[START Data records]

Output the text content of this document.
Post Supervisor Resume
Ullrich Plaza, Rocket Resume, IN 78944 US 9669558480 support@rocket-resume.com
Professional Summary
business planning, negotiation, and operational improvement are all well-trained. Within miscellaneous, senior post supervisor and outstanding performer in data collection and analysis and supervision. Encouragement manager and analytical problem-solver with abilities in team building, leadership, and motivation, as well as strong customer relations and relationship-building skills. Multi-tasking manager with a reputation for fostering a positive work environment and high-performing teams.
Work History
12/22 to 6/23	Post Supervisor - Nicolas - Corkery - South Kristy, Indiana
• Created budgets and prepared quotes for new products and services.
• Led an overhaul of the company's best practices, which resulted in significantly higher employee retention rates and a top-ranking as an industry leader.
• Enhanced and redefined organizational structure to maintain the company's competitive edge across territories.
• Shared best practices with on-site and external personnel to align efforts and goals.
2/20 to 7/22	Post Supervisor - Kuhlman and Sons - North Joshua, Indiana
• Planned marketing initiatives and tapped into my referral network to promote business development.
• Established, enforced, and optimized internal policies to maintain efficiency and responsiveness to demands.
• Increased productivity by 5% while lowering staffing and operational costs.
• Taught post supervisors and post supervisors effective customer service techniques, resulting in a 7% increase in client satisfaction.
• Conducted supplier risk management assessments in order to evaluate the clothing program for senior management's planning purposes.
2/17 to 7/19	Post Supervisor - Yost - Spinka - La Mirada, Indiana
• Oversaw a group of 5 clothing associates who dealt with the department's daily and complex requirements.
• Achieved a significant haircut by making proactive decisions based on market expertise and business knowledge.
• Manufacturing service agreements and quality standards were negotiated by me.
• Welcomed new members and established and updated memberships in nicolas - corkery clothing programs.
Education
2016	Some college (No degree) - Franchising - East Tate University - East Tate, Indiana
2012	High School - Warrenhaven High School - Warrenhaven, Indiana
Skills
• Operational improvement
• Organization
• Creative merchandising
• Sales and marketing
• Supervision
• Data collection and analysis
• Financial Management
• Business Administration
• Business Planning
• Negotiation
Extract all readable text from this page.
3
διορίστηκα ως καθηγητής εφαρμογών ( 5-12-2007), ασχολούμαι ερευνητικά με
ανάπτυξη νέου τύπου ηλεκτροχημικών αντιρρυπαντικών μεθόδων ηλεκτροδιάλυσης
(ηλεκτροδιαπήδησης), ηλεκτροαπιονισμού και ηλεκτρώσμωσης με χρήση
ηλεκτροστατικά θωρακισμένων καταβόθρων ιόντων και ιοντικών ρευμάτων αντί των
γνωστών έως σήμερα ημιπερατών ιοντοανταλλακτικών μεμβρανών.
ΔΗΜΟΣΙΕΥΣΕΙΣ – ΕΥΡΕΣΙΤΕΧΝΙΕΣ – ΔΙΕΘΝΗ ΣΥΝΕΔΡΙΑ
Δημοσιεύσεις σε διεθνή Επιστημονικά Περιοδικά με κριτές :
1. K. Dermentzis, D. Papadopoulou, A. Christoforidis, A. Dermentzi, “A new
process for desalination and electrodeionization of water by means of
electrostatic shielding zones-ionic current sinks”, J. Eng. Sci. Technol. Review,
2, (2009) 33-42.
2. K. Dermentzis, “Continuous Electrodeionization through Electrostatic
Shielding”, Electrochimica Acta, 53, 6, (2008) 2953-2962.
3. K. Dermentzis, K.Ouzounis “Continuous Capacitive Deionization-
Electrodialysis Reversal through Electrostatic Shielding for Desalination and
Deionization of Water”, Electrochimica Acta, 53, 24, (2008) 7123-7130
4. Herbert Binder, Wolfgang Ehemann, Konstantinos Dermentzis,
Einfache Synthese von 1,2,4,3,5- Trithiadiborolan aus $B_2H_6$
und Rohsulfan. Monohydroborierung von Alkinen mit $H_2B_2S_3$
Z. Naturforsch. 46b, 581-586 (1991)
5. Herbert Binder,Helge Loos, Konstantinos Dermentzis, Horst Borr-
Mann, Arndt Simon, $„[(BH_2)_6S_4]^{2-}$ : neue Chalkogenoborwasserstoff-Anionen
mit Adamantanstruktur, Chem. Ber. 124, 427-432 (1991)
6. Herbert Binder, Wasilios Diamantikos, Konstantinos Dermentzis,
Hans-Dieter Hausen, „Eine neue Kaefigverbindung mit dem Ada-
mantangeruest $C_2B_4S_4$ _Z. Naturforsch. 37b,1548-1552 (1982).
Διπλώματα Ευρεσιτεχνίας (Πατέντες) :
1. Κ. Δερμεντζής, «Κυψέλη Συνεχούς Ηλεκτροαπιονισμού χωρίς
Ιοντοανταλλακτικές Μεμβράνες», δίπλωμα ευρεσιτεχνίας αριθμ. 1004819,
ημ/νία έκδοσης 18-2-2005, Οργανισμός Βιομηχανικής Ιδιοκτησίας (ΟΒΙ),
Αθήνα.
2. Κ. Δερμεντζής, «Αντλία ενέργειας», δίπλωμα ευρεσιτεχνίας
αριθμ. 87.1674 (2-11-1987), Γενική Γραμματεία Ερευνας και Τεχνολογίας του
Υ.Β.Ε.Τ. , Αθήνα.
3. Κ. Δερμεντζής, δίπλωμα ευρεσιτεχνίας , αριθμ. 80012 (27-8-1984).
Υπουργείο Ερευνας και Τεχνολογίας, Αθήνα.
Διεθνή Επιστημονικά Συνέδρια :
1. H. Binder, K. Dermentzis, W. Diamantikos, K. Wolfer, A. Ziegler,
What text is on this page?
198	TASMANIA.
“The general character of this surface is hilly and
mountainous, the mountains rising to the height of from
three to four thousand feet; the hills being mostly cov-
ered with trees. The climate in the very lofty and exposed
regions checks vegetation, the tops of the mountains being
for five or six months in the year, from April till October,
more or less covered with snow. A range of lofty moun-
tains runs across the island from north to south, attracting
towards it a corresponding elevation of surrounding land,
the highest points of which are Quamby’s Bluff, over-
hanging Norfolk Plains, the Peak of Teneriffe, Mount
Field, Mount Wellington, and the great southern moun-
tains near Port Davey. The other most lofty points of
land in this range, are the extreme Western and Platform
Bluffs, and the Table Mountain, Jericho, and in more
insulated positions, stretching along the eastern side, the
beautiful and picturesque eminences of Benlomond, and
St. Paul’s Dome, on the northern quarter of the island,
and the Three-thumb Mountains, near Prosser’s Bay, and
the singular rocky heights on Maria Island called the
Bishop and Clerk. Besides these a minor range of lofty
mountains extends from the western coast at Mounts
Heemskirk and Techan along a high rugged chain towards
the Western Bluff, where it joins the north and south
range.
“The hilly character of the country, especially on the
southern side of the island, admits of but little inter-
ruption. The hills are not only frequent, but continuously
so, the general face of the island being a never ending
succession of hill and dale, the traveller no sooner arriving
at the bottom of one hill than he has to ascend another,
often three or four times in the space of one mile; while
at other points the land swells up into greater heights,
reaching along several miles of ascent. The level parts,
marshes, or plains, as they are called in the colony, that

[END Data records]

**Challenge**. Extract the listing in its entirety, matching it exactly.

**Task output**.
Output the text content of this document.
Post Supervisor Resume
Ullrich Plaza, Rocket Resume, IN 78944 US 9669558480 support@rocket-resume.com
Professional Summary
business planning, negotiation, and operational improvement are all well-trained. Within miscellaneous, senior post supervisor and outstanding performer in data collection and analysis and supervision. Encouragement manager and analytical problem-solver with abilities in team building, leadership, and motivation, as well as strong customer relations and relationship-building skills. Multi-tasking manager with a reputation for fostering a positive work environment and high-performing teams.
Work History
12/22 to 6/23	Post Supervisor - Nicolas - Corkery - South Kristy, Indiana
• Created budgets and prepared quotes for new products and services.
• Led an overhaul of the company's best practices, which resulted in significantly higher employee retention rates and a top-ranking as an industry leader.
• Enhanced and redefined organizational structure to maintain the company's competitive edge across territories.
• Shared best practices with on-site and external personnel to align efforts and goals.
2/20 to 7/22	Post Supervisor - Kuhlman and Sons - North Joshua, Indiana
• Planned marketing initiatives and tapped into my referral network to promote business development.
• Established, enforced, and optimized internal policies to maintain efficiency and responsiveness to demands.
• Increased productivity by 5% while lowering staffing and operational costs.
• Taught post supervisors and post supervisors effective customer service techniques, resulting in a 7% increase in client satisfaction.
• Conducted supplier risk management assessments in order to evaluate the clothing program for senior management's planning purposes.
2/17 to 7/19	Post Supervisor - Yost - Spinka - La Mirada, Indiana
• Oversaw a group of 5 clothing associates who dealt with the department's daily and complex requirements.
• Achieved a significant haircut by making proactive decisions based on market expertise and business knowledge.
• Manufacturing service agreements and quality standards were negotiated by me.
• Welcomed new members and established and updated memberships in nicolas - corkery clothing programs.
Education
2016	Some college (No degree) - Franchising - East Tate University - East Tate, Indiana
2012	High School - Warrenhaven High School - Warrenhaven, Indiana
Skills
• Operational improvement
• Organization
• Creative merchandising
• Sales and marketing
• Supervision
• Data collection and analysis
• Financial Management
• Business Administration
• Business Planning
• Negotiation
Extract all readable text from this page.
3
διορίστηκα ως καθηγητής εφαρμογών ( 5-12-2007), ασχολούμαι ερευνητικά με
ανάπτυξη νέου τύπου ηλεκτροχημικών αντιρρυπαντικών μεθόδων ηλεκτροδιάλυσης
(ηλεκτροδιαπήδησης), ηλεκτροαπιονισμού και ηλεκτρώσμωσης με χρήση
ηλεκτροστατικά θωρακισμένων καταβόθρων ιόντων και ιοντικών ρευμάτων αντί των
γνωστών έως σήμερα ημιπερατών ιοντοανταλλακτικών μεμβρανών.
ΔΗΜΟΣΙΕΥΣΕΙΣ – ΕΥΡΕΣΙΤΕΧΝΙΕΣ – ΔΙΕΘΝΗ ΣΥΝΕΔΡΙΑ
Δημοσιεύσεις σε διεθνή Επιστημονικά Περιοδικά με κριτές :
1. K. Dermentzis, D. Papadopoulou, A. Christoforidis, A. Dermentzi, “A new
process for desalination and electrodeionization of water by means of
electrostatic shielding zones-ionic current sinks”, J. Eng. Sci. Technol. Review,
2, (2009) 33-42.
2. K. Dermentzis, “Continuous Electrodeionization through Electrostatic
Shielding”, Electrochimica Acta, 53, 6, (2008) 2953-2962.
3. K. Dermentzis, K.Ouzounis “Continuous Capacitive Deionization-
Electrodialysis Reversal through Electrostatic Shielding for Desalination and
Deionization of Water”, Electrochimica Acta, 53, 24, (2008) 7123-7130
4. Herbert Binder, Wolfgang Ehemann, Konstantinos Dermentzis,
Einfache Synthese von 1,2,4,3,5- Trithiadiborolan aus $B_2H_6$
und Rohsulfan. Monohydroborierung von Alkinen mit $H_2B_2S_3$
Z. Naturforsch. 46b, 581-586 (1991)
5. Herbert Binder,Helge Loos, Konstantinos Dermentzis, Horst Borr-
Mann, Arndt Simon, $„[(BH_2)_6S_4]^{2-}$ : neue Chalkogenoborwasserstoff-Anionen
mit Adamantanstruktur, Chem. Ber. 124, 427-432 (1991)
6. Herbert Binder, Wasilios Diamantikos, Konstantinos Dermentzis,
Hans-Dieter Hausen, „Eine neue Kaefigverbindung mit dem Ada-
mantangeruest $C_2B_4S_4$ _Z. Naturforsch. 37b,1548-1552 (1982).
Διπλώματα Ευρεσιτεχνίας (Πατέντες) :
1. Κ. Δερμεντζής, «Κυψέλη Συνεχούς Ηλεκτροαπιονισμού χωρίς
Ιοντοανταλλακτικές Μεμβράνες», δίπλωμα ευρεσιτεχνίας αριθμ. 1004819,
ημ/νία έκδοσης 18-2-2005, Οργανισμός Βιομηχανικής Ιδιοκτησίας (ΟΒΙ),
Αθήνα.
2. Κ. Δερμεντζής, «Αντλία ενέργειας», δίπλωμα ευρεσιτεχνίας
αριθμ. 87.1674 (2-11-1987), Γενική Γραμματεία Ερευνας και Τεχνολογίας του
Υ.Β.Ε.Τ. , Αθήνα.
3. Κ. Δερμεντζής, δίπλωμα ευρεσιτεχνίας , αριθμ. 80012 (27-8-1984).
Υπουργείο Ερευνας και Τεχνολογίας, Αθήνα.
Διεθνή Επιστημονικά Συνέδρια :
1. H. Binder, K. Dermentzis, W. Diamantikos, K. Wolfer, A. Ziegler,
What text is on this page?
198	TASMANIA.
“The general character of this surface is hilly and
mountainous, the mountains rising to the height of from
three to four thousand feet; the hills being mostly cov-
ered with trees. The climate in the very lofty and exposed
regions checks vegetation, the tops of the mountains being
for five or six months in the year, from April till October,
more or less covered with snow. A range of lofty moun-
tains runs across the island from north to south, attracting
towards it a corresponding elevation of surrounding land,
the highest points of which are Quamby’s Bluff, over-
hanging Norfolk Plains, the Peak of Teneriffe, Mount
Field, Mount Wellington, and the great southern moun-
tains near Port Davey. The other most lofty points of
land in this range, are the extreme Western and Platform
Bluffs, and the Table Mountain, Jericho, and in more
insulated positions, stretching along the eastern side, the
beautiful and picturesque eminences of Benlomond, and
St. Paul’s Dome, on the northern quarter of the island,
and the Three-thumb Mountains, near Prosser’s Bay, and
the singular rocky heights on Maria Island called the
Bishop and Clerk. Besides these a minor range of lofty
mountains extends from the western coast at Mounts
Heemskirk and Techan along a high rugged chain towards
the Western Bluff, where it joins the north and south
range.
“The hilly character of the country, especially on the
southern side of the island, admits of but little inter-
ruption. The hills are not only frequent, but continuously
so, the general face of the island being a never ending
succession of hill and dale, the traveller no sooner arriving
at the bottom of one hill than he has to ascend another,
often three or four times in the space of one mile; while
at other points the land swells up into greater heights,
reaching along several miles of ascent. The level parts,
marshes, or plains, as they are called in the colony, that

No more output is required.